* [EXERCISE BRIEF]
Take the entries below and reproduce them word for word.

Data entries:
--------------------------------------------------

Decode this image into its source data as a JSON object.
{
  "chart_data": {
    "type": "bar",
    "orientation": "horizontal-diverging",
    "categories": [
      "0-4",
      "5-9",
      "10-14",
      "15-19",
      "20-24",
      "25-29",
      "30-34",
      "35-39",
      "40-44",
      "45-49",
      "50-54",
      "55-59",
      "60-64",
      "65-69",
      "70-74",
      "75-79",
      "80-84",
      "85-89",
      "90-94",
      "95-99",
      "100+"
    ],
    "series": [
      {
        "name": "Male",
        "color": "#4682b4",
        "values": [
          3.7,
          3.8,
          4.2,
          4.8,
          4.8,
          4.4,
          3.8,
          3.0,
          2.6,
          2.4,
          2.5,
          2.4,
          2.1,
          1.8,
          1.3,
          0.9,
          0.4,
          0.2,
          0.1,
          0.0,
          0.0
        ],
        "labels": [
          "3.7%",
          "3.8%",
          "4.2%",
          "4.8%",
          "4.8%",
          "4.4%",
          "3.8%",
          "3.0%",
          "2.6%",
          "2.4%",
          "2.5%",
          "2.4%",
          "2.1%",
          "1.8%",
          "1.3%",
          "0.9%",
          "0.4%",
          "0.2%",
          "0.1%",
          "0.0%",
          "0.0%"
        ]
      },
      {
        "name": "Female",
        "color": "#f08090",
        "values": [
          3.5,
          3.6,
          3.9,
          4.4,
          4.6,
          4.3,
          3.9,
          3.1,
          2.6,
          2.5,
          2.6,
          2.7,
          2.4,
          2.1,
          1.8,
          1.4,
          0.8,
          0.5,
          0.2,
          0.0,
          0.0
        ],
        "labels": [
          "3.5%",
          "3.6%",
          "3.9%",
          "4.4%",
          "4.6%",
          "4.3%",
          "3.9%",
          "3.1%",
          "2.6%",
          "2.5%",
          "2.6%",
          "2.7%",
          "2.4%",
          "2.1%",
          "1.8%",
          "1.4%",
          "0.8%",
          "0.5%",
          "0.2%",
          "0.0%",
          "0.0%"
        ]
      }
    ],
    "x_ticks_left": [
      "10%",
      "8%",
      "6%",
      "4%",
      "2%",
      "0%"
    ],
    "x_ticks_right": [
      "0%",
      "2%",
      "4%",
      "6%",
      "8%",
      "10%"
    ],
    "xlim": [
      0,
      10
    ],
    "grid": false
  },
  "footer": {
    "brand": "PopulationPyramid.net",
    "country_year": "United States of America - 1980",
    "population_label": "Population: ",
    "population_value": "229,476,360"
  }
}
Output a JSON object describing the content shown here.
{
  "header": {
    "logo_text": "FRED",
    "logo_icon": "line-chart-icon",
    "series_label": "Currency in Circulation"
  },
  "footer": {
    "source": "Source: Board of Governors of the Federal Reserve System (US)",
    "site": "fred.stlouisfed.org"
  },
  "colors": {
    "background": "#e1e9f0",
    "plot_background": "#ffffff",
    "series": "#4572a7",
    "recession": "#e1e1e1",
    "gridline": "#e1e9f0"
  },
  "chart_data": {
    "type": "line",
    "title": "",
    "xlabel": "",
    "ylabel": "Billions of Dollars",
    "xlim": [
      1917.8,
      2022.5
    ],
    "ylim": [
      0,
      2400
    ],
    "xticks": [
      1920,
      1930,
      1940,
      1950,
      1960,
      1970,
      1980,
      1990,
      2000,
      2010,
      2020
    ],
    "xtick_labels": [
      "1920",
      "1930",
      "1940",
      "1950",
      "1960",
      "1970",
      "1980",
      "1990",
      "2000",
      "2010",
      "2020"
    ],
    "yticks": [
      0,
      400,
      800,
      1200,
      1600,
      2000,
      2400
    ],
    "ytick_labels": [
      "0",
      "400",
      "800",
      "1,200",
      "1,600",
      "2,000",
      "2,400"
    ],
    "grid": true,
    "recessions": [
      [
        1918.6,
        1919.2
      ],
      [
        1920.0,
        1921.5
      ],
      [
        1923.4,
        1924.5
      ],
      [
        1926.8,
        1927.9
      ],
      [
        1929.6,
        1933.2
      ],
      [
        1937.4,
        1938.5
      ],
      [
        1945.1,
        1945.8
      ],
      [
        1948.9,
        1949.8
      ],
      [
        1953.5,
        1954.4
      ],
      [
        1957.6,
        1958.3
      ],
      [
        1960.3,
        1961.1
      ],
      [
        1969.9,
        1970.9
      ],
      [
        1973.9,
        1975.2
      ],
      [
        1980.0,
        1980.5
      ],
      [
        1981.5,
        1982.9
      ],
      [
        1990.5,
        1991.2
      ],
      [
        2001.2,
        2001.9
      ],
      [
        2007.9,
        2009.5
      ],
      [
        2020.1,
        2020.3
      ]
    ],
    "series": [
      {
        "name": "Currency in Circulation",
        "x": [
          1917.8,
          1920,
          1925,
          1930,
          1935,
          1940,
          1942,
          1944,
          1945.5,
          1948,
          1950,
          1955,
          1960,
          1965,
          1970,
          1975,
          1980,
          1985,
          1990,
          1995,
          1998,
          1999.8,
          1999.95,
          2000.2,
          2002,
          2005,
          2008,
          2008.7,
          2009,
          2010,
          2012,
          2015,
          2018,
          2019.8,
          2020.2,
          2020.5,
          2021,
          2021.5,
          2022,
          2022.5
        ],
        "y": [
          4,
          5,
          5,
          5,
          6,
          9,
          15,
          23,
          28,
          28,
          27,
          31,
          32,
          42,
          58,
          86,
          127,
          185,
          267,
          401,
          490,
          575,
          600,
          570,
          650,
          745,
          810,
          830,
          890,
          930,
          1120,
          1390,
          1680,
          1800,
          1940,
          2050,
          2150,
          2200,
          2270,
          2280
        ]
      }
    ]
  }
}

--------------------------------------------------

* [RESPONSE BELOW]
Decode this image into its source data as a JSON object.
{
  "chart_data": {
    "type": "bar",
    "orientation": "horizontal-diverging",
    "categories": [
      "0-4",
      "5-9",
      "10-14",
      "15-19",
      "20-24",
      "25-29",
      "30-34",
      "35-39",
      "40-44",
      "45-49",
      "50-54",
      "55-59",
      "60-64",
      "65-69",
      "70-74",
      "75-79",
      "80-84",
      "85-89",
      "90-94",
      "95-99",
      "100+"
    ],
    "series": [
      {
        "name": "Male",
        "color": "#4682b4",
        "values": [
          3.7,
          3.8,
          4.2,
          4.8,
          4.8,
          4.4,
          3.8,
          3.0,
          2.6,
          2.4,
          2.5,
          2.4,
          2.1,
          1.8,
          1.3,
          0.9,
          0.4,
          0.2,
          0.1,
          0.0,
          0.0
        ],
        "labels": [
          "3.7%",
          "3.8%",
          "4.2%",
          "4.8%",
          "4.8%",
          "4.4%",
          "3.8%",
          "3.0%",
          "2.6%",
          "2.4%",
          "2.5%",
          "2.4%",
          "2.1%",
          "1.8%",
          "1.3%",
          "0.9%",
          "0.4%",
          "0.2%",
          "0.1%",
          "0.0%",
          "0.0%"
        ]
      },
      {
        "name": "Female",
        "color": "#f08090",
        "values": [
          3.5,
          3.6,
          3.9,
          4.4,
          4.6,
          4.3,
          3.9,
          3.1,
          2.6,
          2.5,
          2.6,
          2.7,
          2.4,
          2.1,
          1.8,
          1.4,
          0.8,
          0.5,
          0.2,
          0.0,
          0.0
        ],
        "labels": [
          "3.5%",
          "3.6%",
          "3.9%",
          "4.4%",
          "4.6%",
          "4.3%",
          "3.9%",
          "3.1%",
          "2.6%",
          "2.5%",
          "2.6%",
          "2.7%",
          "2.4%",
          "2.1%",
          "1.8%",
          "1.4%",
          "0.8%",
          "0.5%",
          "0.2%",
          "0.0%",
          "0.0%"
        ]
      }
    ],
    "x_ticks_left": [
      "10%",
      "8%",
      "6%",
      "4%",
      "2%",
      "0%"
    ],
    "x_ticks_right": [
      "0%",
      "2%",
      "4%",
      "6%",
      "8%",
      "10%"
    ],
    "xlim": [
      0,
      10
    ],
    "grid": false
  },
  "footer": {
    "brand": "PopulationPyramid.net",
    "country_year": "United States of America - 1980",
    "population_label": "Population: ",
    "population_value": "229,476,360"
  }
}
Output a JSON object describing the content shown here.
{
  "header": {
    "logo_text": "FRED",
    "logo_icon": "line-chart-icon",
    "series_label": "Currency in Circulation"
  },
  "footer": {
    "source": "Source: Board of Governors of the Federal Reserve System (US)",
    "site": "fred.stlouisfed.org"
  },
  "colors": {
    "background": "#e1e9f0",
    "plot_background": "#ffffff",
    "series": "#4572a7",
    "recession": "#e1e1e1",
    "gridline": "#e1e9f0"
  },
  "chart_data": {
    "type": "line",
    "title": "",
    "xlabel": "",
    "ylabel": "Billions of Dollars",
    "xlim": [
      1917.8,
      2022.5
    ],
    "ylim": [
      0,
      2400
    ],
    "xticks": [
      1920,
      1930,
      1940,
      1950,
      1960,
      1970,
      1980,
      1990,
      2000,
      2010,
      2020
    ],
    "xtick_labels": [
      "1920",
      "1930",
      "1940",
      "1950",
      "1960",
      "1970",
      "1980",
      "1990",
      "2000",
      "2010",
      "2020"
    ],
    "yticks": [
      0,
      400,
      800,
      1200,
      1600,
      2000,
      2400
    ],
    "ytick_labels": [
      "0",
      "400",
      "800",
      "1,200",
      "1,600",
      "2,000",
      "2,400"
    ],
    "grid": true,
    "recessions": [
      [
        1918.6,
        1919.2
      ],
      [
        1920.0,
        1921.5
      ],
      [
        1923.4,
        1924.5
      ],
      [
        1926.8,
        1927.9
      ],
      [
        1929.6,
        1933.2
      ],
      [
        1937.4,
        1938.5
      ],
      [
        1945.1,
        1945.8
      ],
      [
        1948.9,
        1949.8
      ],
      [
        1953.5,
        1954.4
      ],
      [
        1957.6,
        1958.3
      ],
      [
        1960.3,
        1961.1
      ],
      [
        1969.9,
        1970.9
      ],
      [
        1973.9,
        1975.2
      ],
      [
        1980.0,
        1980.5
      ],
      [
        1981.5,
        1982.9
      ],
      [
        1990.5,
        1991.2
      ],
      [
        2001.2,
        2001.9
      ],
      [
        2007.9,
        2009.5
      ],
      [
        2020.1,
        2020.3
      ]
    ],
    "series": [
      {
        "name": "Currency in Circulation",
        "x": [
          1917.8,
          1920,
          1925,
          1930,
          1935,
          1940,
          1942,
          1944,
          1945.5,
          1948,
          1950,
          1955,
          1960,
          1965,
          1970,
          1975,
          1980,
          1985,
          1990,
          1995,
          1998,
          1999.8,
          1999.95,
          2000.2,
          2002,
          2005,
          2008,
          2008.7,
          2009,
          2010,
          2012,
          2015,
          2018,
          2019.8,
          2020.2,
          2020.5,
          2021,
          2021.5,
          2022,
          2022.5
        ],
        "y": [
          4,
          5,
          5,
          5,
          6,
          9,
          15,
          23,
          28,
          28,
          27,
          31,
          32,
          42,
          58,
          86,
          127,
          185,
          267,
          401,
          490,
          575,
          600,
          570,
          650,
          745,
          810,
          830,
          890,
          930,
          1120,
          1390,
          1680,
          1800,
          1940,
          2050,
          2150,
          2200,
          2270,
          2280
        ]
      }
    ]
  }
}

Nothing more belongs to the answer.